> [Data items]
- - - - -
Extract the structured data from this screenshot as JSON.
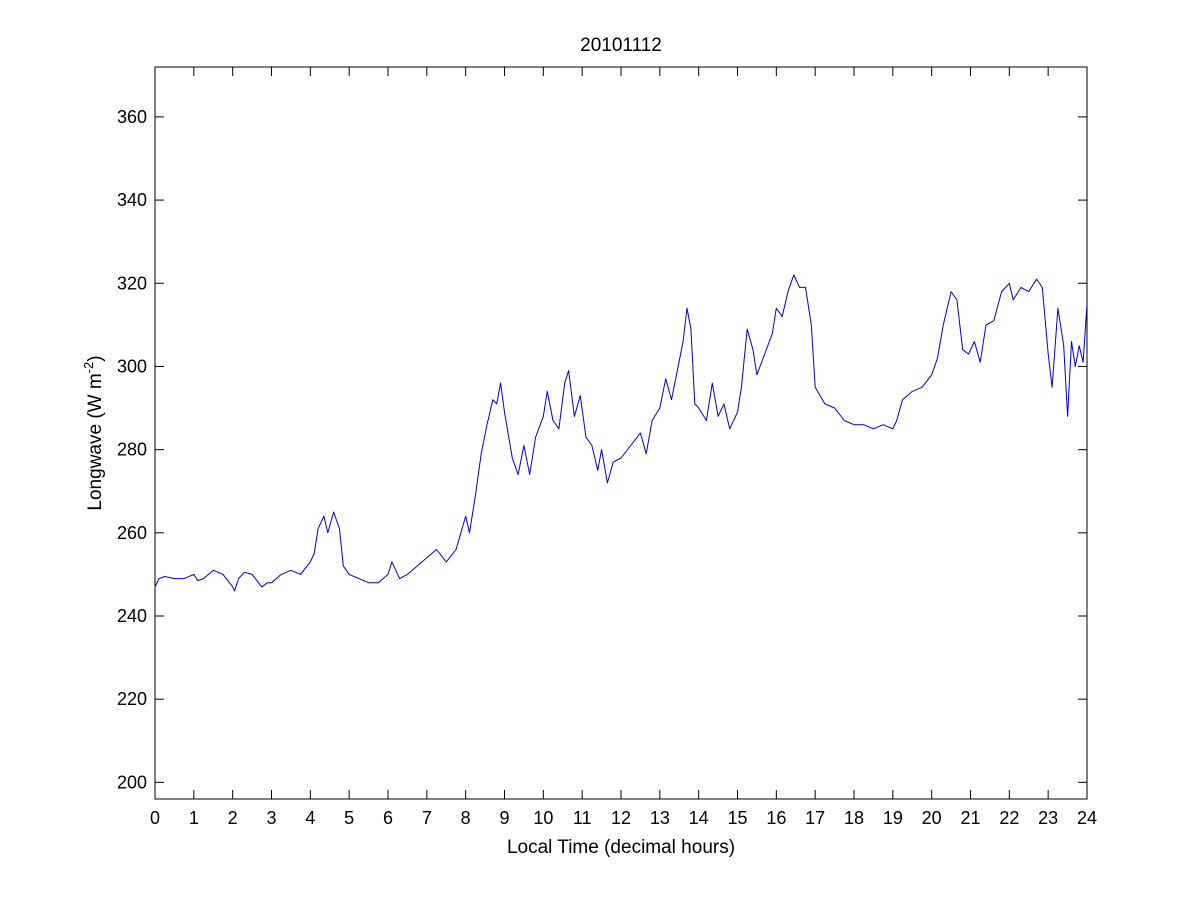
{
  "chart_data": {
    "type": "line",
    "title": "20101112",
    "xlabel": "Local Time (decimal hours)",
    "ylabel": {
      "prefix": "Longwave (W m",
      "superscript": "-2",
      "suffix": ")"
    },
    "xlim": [
      0,
      24
    ],
    "ylim": [
      196,
      372
    ],
    "xticks": [
      0,
      1,
      2,
      3,
      4,
      5,
      6,
      7,
      8,
      9,
      10,
      11,
      12,
      13,
      14,
      15,
      16,
      17,
      18,
      19,
      20,
      21,
      22,
      23,
      24
    ],
    "yticks": [
      200,
      220,
      240,
      260,
      280,
      300,
      320,
      340,
      360
    ],
    "grid": false,
    "series": [
      {
        "color": "#0000cc",
        "x": [
          0,
          0.1,
          0.25,
          0.5,
          0.75,
          1.0,
          1.1,
          1.25,
          1.5,
          1.75,
          2.0,
          2.05,
          2.15,
          2.3,
          2.5,
          2.75,
          2.9,
          3.0,
          3.25,
          3.5,
          3.75,
          4.0,
          4.1,
          4.2,
          4.35,
          4.45,
          4.6,
          4.75,
          4.85,
          5.0,
          5.25,
          5.5,
          5.75,
          6.0,
          6.1,
          6.3,
          6.5,
          6.75,
          7.0,
          7.25,
          7.5,
          7.75,
          8.0,
          8.1,
          8.25,
          8.4,
          8.55,
          8.7,
          8.8,
          8.9,
          9.0,
          9.2,
          9.35,
          9.5,
          9.65,
          9.8,
          10.0,
          10.1,
          10.25,
          10.4,
          10.55,
          10.65,
          10.8,
          10.95,
          11.1,
          11.25,
          11.4,
          11.5,
          11.65,
          11.8,
          12.0,
          12.25,
          12.5,
          12.65,
          12.8,
          13.0,
          13.15,
          13.3,
          13.45,
          13.6,
          13.7,
          13.8,
          13.9,
          14.0,
          14.2,
          14.35,
          14.5,
          14.65,
          14.8,
          15.0,
          15.1,
          15.25,
          15.4,
          15.5,
          15.7,
          15.9,
          16.0,
          16.15,
          16.3,
          16.45,
          16.6,
          16.75,
          16.9,
          17.0,
          17.25,
          17.5,
          17.75,
          18.0,
          18.25,
          18.5,
          18.75,
          19.0,
          19.1,
          19.25,
          19.5,
          19.75,
          20.0,
          20.15,
          20.3,
          20.5,
          20.65,
          20.8,
          20.95,
          21.1,
          21.25,
          21.4,
          21.6,
          21.8,
          22.0,
          22.1,
          22.3,
          22.5,
          22.7,
          22.85,
          23.0,
          23.1,
          23.25,
          23.4,
          23.5,
          23.6,
          23.7,
          23.8,
          23.9,
          24.0
        ],
        "y": [
          247,
          249,
          249.5,
          249,
          249,
          250,
          248.5,
          249,
          251,
          250,
          247,
          246,
          249,
          250.5,
          250,
          247,
          248,
          248,
          250,
          251,
          250,
          253,
          255,
          261,
          264,
          260,
          265,
          261,
          252,
          250,
          249,
          248,
          248,
          250,
          253,
          249,
          250,
          252,
          254,
          256,
          253,
          256,
          264,
          260,
          269,
          279,
          286,
          292,
          291,
          296,
          289,
          278,
          274,
          281,
          274,
          283,
          288,
          294,
          287,
          285,
          296,
          299,
          288,
          293,
          283,
          281,
          275,
          280,
          272,
          277,
          278,
          281,
          284,
          279,
          287,
          290,
          297,
          292,
          299,
          306,
          314,
          309,
          291,
          290,
          287,
          296,
          288,
          291,
          285,
          289,
          295,
          309,
          304,
          298,
          303,
          308,
          314,
          312,
          318,
          322,
          319,
          319,
          310,
          295,
          291,
          290,
          287,
          286,
          286,
          285,
          286,
          285,
          287,
          292,
          294,
          295,
          298,
          302,
          310,
          318,
          316,
          304,
          303,
          306,
          301,
          310,
          311,
          318,
          320,
          316,
          319,
          318,
          321,
          319,
          303,
          295,
          314,
          305,
          288,
          306,
          300,
          305,
          301,
          315
        ]
      }
    ]
  }
}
- - - - -
Repeat the records above exactly, omitting every picture.

> [EXPECTED OUTPUT]
Extract the structured data from this screenshot as JSON.
{
  "chart_data": {
    "type": "line",
    "title": "20101112",
    "xlabel": "Local Time (decimal hours)",
    "ylabel": {
      "prefix": "Longwave (W m",
      "superscript": "-2",
      "suffix": ")"
    },
    "xlim": [
      0,
      24
    ],
    "ylim": [
      196,
      372
    ],
    "xticks": [
      0,
      1,
      2,
      3,
      4,
      5,
      6,
      7,
      8,
      9,
      10,
      11,
      12,
      13,
      14,
      15,
      16,
      17,
      18,
      19,
      20,
      21,
      22,
      23,
      24
    ],
    "yticks": [
      200,
      220,
      240,
      260,
      280,
      300,
      320,
      340,
      360
    ],
    "grid": false,
    "series": [
      {
        "color": "#0000cc",
        "x": [
          0,
          0.1,
          0.25,
          0.5,
          0.75,
          1.0,
          1.1,
          1.25,
          1.5,
          1.75,
          2.0,
          2.05,
          2.15,
          2.3,
          2.5,
          2.75,
          2.9,
          3.0,
          3.25,
          3.5,
          3.75,
          4.0,
          4.1,
          4.2,
          4.35,
          4.45,
          4.6,
          4.75,
          4.85,
          5.0,
          5.25,
          5.5,
          5.75,
          6.0,
          6.1,
          6.3,
          6.5,
          6.75,
          7.0,
          7.25,
          7.5,
          7.75,
          8.0,
          8.1,
          8.25,
          8.4,
          8.55,
          8.7,
          8.8,
          8.9,
          9.0,
          9.2,
          9.35,
          9.5,
          9.65,
          9.8,
          10.0,
          10.1,
          10.25,
          10.4,
          10.55,
          10.65,
          10.8,
          10.95,
          11.1,
          11.25,
          11.4,
          11.5,
          11.65,
          11.8,
          12.0,
          12.25,
          12.5,
          12.65,
          12.8,
          13.0,
          13.15,
          13.3,
          13.45,
          13.6,
          13.7,
          13.8,
          13.9,
          14.0,
          14.2,
          14.35,
          14.5,
          14.65,
          14.8,
          15.0,
          15.1,
          15.25,
          15.4,
          15.5,
          15.7,
          15.9,
          16.0,
          16.15,
          16.3,
          16.45,
          16.6,
          16.75,
          16.9,
          17.0,
          17.25,
          17.5,
          17.75,
          18.0,
          18.25,
          18.5,
          18.75,
          19.0,
          19.1,
          19.25,
          19.5,
          19.75,
          20.0,
          20.15,
          20.3,
          20.5,
          20.65,
          20.8,
          20.95,
          21.1,
          21.25,
          21.4,
          21.6,
          21.8,
          22.0,
          22.1,
          22.3,
          22.5,
          22.7,
          22.85,
          23.0,
          23.1,
          23.25,
          23.4,
          23.5,
          23.6,
          23.7,
          23.8,
          23.9,
          24.0
        ],
        "y": [
          247,
          249,
          249.5,
          249,
          249,
          250,
          248.5,
          249,
          251,
          250,
          247,
          246,
          249,
          250.5,
          250,
          247,
          248,
          248,
          250,
          251,
          250,
          253,
          255,
          261,
          264,
          260,
          265,
          261,
          252,
          250,
          249,
          248,
          248,
          250,
          253,
          249,
          250,
          252,
          254,
          256,
          253,
          256,
          264,
          260,
          269,
          279,
          286,
          292,
          291,
          296,
          289,
          278,
          274,
          281,
          274,
          283,
          288,
          294,
          287,
          285,
          296,
          299,
          288,
          293,
          283,
          281,
          275,
          280,
          272,
          277,
          278,
          281,
          284,
          279,
          287,
          290,
          297,
          292,
          299,
          306,
          314,
          309,
          291,
          290,
          287,
          296,
          288,
          291,
          285,
          289,
          295,
          309,
          304,
          298,
          303,
          308,
          314,
          312,
          318,
          322,
          319,
          319,
          310,
          295,
          291,
          290,
          287,
          286,
          286,
          285,
          286,
          285,
          287,
          292,
          294,
          295,
          298,
          302,
          310,
          318,
          316,
          304,
          303,
          306,
          301,
          310,
          311,
          318,
          320,
          316,
          319,
          318,
          321,
          319,
          303,
          295,
          314,
          305,
          288,
          306,
          300,
          305,
          301,
          315
        ]
      }
    ]
  }
}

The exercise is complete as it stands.